Entries:
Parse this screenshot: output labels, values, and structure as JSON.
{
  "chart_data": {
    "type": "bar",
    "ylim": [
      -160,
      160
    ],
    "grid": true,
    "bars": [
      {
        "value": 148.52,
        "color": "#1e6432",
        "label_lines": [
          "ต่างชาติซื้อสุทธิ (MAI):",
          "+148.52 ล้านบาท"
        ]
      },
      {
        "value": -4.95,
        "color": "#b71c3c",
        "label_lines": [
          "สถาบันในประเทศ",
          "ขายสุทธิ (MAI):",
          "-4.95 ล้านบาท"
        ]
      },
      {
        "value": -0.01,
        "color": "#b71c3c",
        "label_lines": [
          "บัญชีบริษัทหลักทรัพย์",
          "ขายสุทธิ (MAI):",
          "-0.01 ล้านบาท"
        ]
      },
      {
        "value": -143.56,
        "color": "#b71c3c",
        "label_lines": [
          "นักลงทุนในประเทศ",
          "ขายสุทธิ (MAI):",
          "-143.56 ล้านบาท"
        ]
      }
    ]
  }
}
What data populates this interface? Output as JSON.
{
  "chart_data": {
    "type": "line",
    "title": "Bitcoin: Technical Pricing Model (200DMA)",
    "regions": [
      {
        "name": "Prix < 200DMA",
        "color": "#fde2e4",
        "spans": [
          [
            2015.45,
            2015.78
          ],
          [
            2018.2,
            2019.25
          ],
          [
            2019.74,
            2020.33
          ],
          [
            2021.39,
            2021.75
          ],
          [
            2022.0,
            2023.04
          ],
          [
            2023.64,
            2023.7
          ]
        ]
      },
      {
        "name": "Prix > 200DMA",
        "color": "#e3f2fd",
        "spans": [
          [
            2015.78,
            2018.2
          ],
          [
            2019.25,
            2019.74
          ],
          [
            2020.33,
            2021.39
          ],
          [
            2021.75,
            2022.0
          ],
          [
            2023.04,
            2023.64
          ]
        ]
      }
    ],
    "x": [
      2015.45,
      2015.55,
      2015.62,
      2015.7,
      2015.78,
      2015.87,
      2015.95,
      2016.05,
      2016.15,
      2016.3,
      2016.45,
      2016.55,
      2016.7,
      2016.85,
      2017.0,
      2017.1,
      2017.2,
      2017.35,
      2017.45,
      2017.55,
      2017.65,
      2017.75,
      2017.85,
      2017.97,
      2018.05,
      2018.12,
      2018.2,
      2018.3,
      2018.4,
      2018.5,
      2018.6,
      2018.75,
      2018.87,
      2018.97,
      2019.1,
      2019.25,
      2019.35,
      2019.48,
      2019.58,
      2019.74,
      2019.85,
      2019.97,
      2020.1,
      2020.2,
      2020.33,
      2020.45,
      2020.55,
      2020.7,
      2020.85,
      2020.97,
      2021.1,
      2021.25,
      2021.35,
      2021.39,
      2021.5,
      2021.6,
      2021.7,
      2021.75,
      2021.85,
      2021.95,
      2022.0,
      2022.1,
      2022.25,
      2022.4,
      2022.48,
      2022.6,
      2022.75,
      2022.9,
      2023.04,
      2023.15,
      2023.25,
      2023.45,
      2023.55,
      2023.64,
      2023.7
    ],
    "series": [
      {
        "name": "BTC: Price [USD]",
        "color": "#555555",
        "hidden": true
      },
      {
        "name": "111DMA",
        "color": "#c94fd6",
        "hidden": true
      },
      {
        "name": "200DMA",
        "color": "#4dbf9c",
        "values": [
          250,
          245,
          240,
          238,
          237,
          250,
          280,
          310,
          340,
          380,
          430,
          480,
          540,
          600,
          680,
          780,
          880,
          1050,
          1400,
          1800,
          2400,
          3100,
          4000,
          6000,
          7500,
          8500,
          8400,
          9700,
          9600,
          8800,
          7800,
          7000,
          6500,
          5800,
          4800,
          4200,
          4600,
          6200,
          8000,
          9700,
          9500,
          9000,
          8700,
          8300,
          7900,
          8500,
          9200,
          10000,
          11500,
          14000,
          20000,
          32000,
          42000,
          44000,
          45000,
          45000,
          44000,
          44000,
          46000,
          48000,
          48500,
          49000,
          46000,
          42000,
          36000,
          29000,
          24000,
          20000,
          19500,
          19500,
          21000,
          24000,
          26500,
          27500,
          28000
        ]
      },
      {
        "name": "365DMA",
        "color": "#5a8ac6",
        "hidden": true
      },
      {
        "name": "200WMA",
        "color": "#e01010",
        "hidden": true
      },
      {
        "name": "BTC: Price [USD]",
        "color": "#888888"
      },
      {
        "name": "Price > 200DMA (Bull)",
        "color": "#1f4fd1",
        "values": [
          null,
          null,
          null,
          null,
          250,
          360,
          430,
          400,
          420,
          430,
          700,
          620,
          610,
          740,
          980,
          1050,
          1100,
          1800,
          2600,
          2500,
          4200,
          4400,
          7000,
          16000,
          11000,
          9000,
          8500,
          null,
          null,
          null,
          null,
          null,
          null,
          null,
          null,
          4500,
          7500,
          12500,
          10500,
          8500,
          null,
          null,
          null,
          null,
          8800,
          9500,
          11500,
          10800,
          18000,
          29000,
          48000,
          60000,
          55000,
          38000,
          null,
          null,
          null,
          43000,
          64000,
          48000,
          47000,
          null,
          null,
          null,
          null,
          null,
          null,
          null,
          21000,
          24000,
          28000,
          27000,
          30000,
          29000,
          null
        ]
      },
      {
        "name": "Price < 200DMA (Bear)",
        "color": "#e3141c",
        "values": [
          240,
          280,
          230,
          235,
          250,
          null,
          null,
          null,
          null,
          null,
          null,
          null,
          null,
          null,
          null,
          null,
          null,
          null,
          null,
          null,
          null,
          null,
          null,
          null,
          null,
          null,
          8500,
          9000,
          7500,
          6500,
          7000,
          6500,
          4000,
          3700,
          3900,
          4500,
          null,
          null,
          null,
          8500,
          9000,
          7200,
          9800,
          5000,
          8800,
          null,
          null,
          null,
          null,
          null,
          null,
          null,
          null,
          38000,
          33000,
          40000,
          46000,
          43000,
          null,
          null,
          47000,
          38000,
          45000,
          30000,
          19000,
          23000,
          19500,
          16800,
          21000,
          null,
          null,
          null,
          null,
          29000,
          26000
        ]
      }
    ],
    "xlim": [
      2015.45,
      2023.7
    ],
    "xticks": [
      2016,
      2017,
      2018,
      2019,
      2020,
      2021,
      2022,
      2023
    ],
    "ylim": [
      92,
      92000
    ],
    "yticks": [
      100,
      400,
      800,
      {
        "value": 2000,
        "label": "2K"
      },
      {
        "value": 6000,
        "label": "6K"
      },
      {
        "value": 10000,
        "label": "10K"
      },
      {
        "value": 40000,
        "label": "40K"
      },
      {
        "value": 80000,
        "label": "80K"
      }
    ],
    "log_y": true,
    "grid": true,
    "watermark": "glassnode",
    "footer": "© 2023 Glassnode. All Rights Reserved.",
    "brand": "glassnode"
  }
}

Problem requirements:
Copy each line from the records above that includes the string "Price".

Expected answer:
        "name": "BTC: Price [USD]",
        "name": "BTC: Price [USD]",
        "name": "Price > 200DMA (Bull)",
        "name": "Price < 200DMA (Bear)",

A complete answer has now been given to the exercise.